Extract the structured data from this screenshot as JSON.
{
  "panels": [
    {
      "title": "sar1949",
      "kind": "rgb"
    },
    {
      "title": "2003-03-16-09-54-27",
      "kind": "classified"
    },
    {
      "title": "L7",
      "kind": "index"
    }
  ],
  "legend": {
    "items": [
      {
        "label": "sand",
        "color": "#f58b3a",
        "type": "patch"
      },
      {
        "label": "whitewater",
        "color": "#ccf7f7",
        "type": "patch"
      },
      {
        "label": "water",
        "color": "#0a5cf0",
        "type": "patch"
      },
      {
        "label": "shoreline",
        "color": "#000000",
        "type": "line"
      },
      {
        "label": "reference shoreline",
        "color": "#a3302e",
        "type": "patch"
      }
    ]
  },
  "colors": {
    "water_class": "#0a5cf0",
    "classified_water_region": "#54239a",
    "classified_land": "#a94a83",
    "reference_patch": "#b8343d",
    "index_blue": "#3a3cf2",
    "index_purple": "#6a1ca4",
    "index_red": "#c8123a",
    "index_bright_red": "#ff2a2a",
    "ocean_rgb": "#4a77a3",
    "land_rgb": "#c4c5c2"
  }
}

• **Goal of the exercise**: Print the whole listing again, exactly.

• **Reply**:
Extract the structured data from this screenshot as JSON.
{
  "panels": [
    {
      "title": "sar1949",
      "kind": "rgb"
    },
    {
      "title": "2003-03-16-09-54-27",
      "kind": "classified"
    },
    {
      "title": "L7",
      "kind": "index"
    }
  ],
  "legend": {
    "items": [
      {
        "label": "sand",
        "color": "#f58b3a",
        "type": "patch"
      },
      {
        "label": "whitewater",
        "color": "#ccf7f7",
        "type": "patch"
      },
      {
        "label": "water",
        "color": "#0a5cf0",
        "type": "patch"
      },
      {
        "label": "shoreline",
        "color": "#000000",
        "type": "line"
      },
      {
        "label": "reference shoreline",
        "color": "#a3302e",
        "type": "patch"
      }
    ]
  },
  "colors": {
    "water_class": "#0a5cf0",
    "classified_water_region": "#54239a",
    "classified_land": "#a94a83",
    "reference_patch": "#b8343d",
    "index_blue": "#3a3cf2",
    "index_purple": "#6a1ca4",
    "index_red": "#c8123a",
    "index_bright_red": "#ff2a2a",
    "ocean_rgb": "#4a77a3",
    "land_rgb": "#c4c5c2"
  }
}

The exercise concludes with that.